### TEXTE À LIRE
┄┄┄┄┄┄┄┄┄┄┄┄┄┄┄┄┄┄┄┄
Avec ce mariage célébré presque 14 ans après la naissance du dernier enfant
(Marie, née en 1819), on peut en douter. S’agit-il d’une histoire d’amour
contrariée ou du geste généreux d’un homme encore célibataire à 40 ans qui
trouve là des héritiers tout faits ? Seulement, la coïncidence est trop
grande quand on se rappelle du patronyme choisi par Claire pour son premier
enfant : Nicolas. De plus, les deux garçons de Claire, Etienne et Michel,
âgés de 17 et 15 ans, exerceront plus tard la profession de maréchal-ferrant,
comme Joseph Nicolas.
Alors, si
Joseph Nicolas est bien le père des enfants de Claire, pourquoi cette relation
est-elle restée si longtemps illégitime ? Les deux mariés n’étaient pas du
même milieu social, les Nicolas étant une famille de cardeurs et étaient un peu
plus aisés que les Charrin, famille très pauvre de cultivateurs. Y-a-t-il eu
opposition des parents Nicolas ? Surtout que Joseph était leur seul
héritier mâle et que le mariage a eu lieu à peine quatre mois après le décès de
la mère de Joseph Nicolas. Ce dernier, âgé de 40 ans, n’avait d’ailleurs jamais
été marié.
┄┄┄┄┄┄┄┄┄┄┄┄┄┄┄┄┄┄┄┄
### ENTRÉES EXTRAITES
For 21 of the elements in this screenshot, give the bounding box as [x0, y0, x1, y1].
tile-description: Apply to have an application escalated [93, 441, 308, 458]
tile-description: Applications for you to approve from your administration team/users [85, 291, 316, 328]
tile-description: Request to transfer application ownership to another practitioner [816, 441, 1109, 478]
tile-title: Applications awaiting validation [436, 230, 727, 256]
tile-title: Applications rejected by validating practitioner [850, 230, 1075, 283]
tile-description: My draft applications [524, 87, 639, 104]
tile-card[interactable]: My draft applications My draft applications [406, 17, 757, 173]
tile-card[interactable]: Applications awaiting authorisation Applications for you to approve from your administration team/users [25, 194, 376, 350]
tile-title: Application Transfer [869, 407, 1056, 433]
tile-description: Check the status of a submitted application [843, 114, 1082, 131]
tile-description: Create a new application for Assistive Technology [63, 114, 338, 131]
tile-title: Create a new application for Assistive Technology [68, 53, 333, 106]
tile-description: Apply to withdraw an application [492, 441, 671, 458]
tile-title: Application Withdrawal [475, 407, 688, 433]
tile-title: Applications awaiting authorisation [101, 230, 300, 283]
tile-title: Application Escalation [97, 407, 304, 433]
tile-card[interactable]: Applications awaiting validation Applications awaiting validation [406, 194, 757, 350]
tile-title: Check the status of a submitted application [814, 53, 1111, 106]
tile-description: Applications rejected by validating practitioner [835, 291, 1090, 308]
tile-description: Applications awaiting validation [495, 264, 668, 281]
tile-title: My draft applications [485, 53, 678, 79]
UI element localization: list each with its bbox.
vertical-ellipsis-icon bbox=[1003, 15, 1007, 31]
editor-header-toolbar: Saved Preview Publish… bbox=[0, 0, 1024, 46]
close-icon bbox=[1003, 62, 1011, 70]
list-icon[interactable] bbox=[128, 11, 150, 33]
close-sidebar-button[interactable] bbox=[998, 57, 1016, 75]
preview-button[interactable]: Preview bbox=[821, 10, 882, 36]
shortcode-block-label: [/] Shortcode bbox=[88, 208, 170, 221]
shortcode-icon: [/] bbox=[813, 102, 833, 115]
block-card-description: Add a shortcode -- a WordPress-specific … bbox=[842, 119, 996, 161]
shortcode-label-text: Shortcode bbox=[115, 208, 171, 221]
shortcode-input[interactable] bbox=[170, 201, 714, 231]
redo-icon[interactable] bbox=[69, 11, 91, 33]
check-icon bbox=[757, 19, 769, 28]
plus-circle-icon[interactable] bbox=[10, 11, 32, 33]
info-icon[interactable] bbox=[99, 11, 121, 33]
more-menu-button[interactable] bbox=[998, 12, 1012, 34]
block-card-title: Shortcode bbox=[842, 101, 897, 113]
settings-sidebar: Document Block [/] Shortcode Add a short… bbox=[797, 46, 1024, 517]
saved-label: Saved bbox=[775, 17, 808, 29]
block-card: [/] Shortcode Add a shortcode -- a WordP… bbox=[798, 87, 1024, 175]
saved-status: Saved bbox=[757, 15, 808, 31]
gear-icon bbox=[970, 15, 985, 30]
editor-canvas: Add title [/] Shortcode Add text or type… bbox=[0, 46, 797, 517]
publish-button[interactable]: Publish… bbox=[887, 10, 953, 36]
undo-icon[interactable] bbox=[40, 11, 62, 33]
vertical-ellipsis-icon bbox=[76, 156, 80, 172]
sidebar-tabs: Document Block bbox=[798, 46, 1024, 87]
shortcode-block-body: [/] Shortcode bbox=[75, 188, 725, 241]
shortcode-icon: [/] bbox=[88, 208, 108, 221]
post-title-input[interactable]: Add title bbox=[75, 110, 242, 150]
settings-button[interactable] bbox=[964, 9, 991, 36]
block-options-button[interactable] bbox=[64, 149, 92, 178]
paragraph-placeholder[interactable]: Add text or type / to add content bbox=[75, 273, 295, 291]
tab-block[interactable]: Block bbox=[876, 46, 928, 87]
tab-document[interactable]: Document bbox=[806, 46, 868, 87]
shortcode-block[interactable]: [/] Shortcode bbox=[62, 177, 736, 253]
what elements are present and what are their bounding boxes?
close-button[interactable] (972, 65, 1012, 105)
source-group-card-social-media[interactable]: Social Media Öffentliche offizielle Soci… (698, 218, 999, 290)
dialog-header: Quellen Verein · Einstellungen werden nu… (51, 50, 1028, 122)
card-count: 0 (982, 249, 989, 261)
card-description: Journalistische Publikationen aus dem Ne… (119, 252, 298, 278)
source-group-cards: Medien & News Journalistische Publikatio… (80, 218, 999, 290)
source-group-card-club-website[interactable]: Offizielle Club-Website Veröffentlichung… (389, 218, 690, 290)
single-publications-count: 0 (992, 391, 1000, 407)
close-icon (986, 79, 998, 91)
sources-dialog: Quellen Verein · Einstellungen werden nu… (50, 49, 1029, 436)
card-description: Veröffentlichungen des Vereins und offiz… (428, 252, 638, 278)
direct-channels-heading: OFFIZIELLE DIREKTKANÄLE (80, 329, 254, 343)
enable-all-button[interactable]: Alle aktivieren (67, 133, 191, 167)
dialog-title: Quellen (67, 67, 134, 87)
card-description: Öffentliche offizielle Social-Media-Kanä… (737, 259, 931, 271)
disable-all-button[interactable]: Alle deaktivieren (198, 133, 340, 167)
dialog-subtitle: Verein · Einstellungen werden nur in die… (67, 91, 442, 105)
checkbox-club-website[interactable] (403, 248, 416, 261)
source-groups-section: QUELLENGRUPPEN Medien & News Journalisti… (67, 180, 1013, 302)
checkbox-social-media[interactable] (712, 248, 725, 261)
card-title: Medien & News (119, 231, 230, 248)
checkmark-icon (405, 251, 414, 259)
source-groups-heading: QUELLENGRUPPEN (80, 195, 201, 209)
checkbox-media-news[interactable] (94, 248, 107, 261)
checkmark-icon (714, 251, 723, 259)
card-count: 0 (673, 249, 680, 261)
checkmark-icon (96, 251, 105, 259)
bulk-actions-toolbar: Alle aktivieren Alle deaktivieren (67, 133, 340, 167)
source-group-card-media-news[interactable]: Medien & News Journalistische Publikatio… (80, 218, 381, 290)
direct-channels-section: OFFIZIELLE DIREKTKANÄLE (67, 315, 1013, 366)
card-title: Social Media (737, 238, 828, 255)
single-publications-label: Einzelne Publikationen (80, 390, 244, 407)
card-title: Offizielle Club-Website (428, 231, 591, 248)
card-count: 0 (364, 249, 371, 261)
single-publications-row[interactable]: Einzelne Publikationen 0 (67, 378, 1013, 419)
┄┄┄┄┄┄┄┄┄┄┄┄┄┄┄┄┄┄┄┄
### LISTE DES CONSIGNES
**1)** Recopiez le passage du récit sur le mariage de Claire et Joseph Nicolas qui commence par « Avec ce mariage » et va jusqu'à « comme Joseph Nicolas. ».
**2)** Dans le récit sur le mariage de Claire et Joseph Nicolas, quel métier les deux fils de Claire exerceront-ils plus tard ?
**3)** Écrivez la suite du récit sur le mariage de Claire et Joseph Nicolas, à partir de sa dernière phrase.
Les entrées forment un ensemble à part, sans lien avec le texte.

### RÉPONSES AUX CONSIGNES
**1)**
Avec ce mariage célébré presque 14 ans après la naissance du dernier enfant
(Marie, née en 1819), on peut en douter. S’agit-il d’une histoire d’amour
contrariée ou du geste généreux d’un homme encore célibataire à 40 ans qui
trouve là des héritiers tout faits ? Seulement, la coïncidence est trop
grande quand on se rappelle du patronyme choisi par Claire pour son premier
enfant : Nicolas. De plus, les deux garçons de Claire, Etienne et Michel,
âgés de 17 et 15 ans, exerceront plus tard la profession de maréchal-ferrant,
comme Joseph Nicolas.

**2)** Ils seront maréchaux-ferrants, comme Joseph Nicolas.

**3)**
Pour ma part
je préfère croire à l’histoire d’amour contrariée, parce que ce nom de « Nicolas »
qu’elle choisit pour son premier fils me semble très étrange. C’est ce qui fait
le charme de la généalogie, de pouvoir redonner vie à ces histoires oubliées
mais qui, de leur temps, on certainement fait jaser dans tout le voisinage des
protagonistes.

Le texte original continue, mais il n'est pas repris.